_What to work on_. Retype all of the entries word for word.

_Data entries_.
+===+

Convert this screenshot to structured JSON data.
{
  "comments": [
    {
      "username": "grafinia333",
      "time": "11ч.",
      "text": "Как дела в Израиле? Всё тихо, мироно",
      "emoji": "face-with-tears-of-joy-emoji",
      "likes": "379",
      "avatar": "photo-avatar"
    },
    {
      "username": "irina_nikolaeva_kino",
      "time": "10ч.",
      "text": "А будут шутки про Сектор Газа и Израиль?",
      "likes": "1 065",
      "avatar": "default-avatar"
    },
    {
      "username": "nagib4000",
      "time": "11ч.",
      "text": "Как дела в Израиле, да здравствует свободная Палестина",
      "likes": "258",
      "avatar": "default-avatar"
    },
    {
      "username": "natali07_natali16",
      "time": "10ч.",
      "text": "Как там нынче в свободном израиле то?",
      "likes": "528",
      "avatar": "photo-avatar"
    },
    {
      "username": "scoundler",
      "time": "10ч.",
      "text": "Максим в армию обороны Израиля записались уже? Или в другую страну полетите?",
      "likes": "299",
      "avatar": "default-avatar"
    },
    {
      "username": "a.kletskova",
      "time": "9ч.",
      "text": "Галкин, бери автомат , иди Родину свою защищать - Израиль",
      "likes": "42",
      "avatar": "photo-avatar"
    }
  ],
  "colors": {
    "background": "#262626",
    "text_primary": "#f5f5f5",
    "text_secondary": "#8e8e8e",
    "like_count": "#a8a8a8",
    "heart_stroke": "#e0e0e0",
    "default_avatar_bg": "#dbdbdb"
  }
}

+===+

_Solved exercise_.
Convert this screenshot to structured JSON data.
{
  "comments": [
    {
      "username": "grafinia333",
      "time": "11ч.",
      "text": "Как дела в Израиле? Всё тихо, мироно",
      "emoji": "face-with-tears-of-joy-emoji",
      "likes": "379",
      "avatar": "photo-avatar"
    },
    {
      "username": "irina_nikolaeva_kino",
      "time": "10ч.",
      "text": "А будут шутки про Сектор Газа и Израиль?",
      "likes": "1 065",
      "avatar": "default-avatar"
    },
    {
      "username": "nagib4000",
      "time": "11ч.",
      "text": "Как дела в Израиле, да здравствует свободная Палестина",
      "likes": "258",
      "avatar": "default-avatar"
    },
    {
      "username": "natali07_natali16",
      "time": "10ч.",
      "text": "Как там нынче в свободном израиле то?",
      "likes": "528",
      "avatar": "photo-avatar"
    },
    {
      "username": "scoundler",
      "time": "10ч.",
      "text": "Максим в армию обороны Израиля записались уже? Или в другую страну полетите?",
      "likes": "299",
      "avatar": "default-avatar"
    },
    {
      "username": "a.kletskova",
      "time": "9ч.",
      "text": "Галкин, бери автомат , иди Родину свою защищать - Израиль",
      "likes": "42",
      "avatar": "photo-avatar"
    }
  ],
  "colors": {
    "background": "#262626",
    "text_primary": "#f5f5f5",
    "text_secondary": "#8e8e8e",
    "like_count": "#a8a8a8",
    "heart_stroke": "#e0e0e0",
    "default_avatar_bg": "#dbdbdb"
  }
}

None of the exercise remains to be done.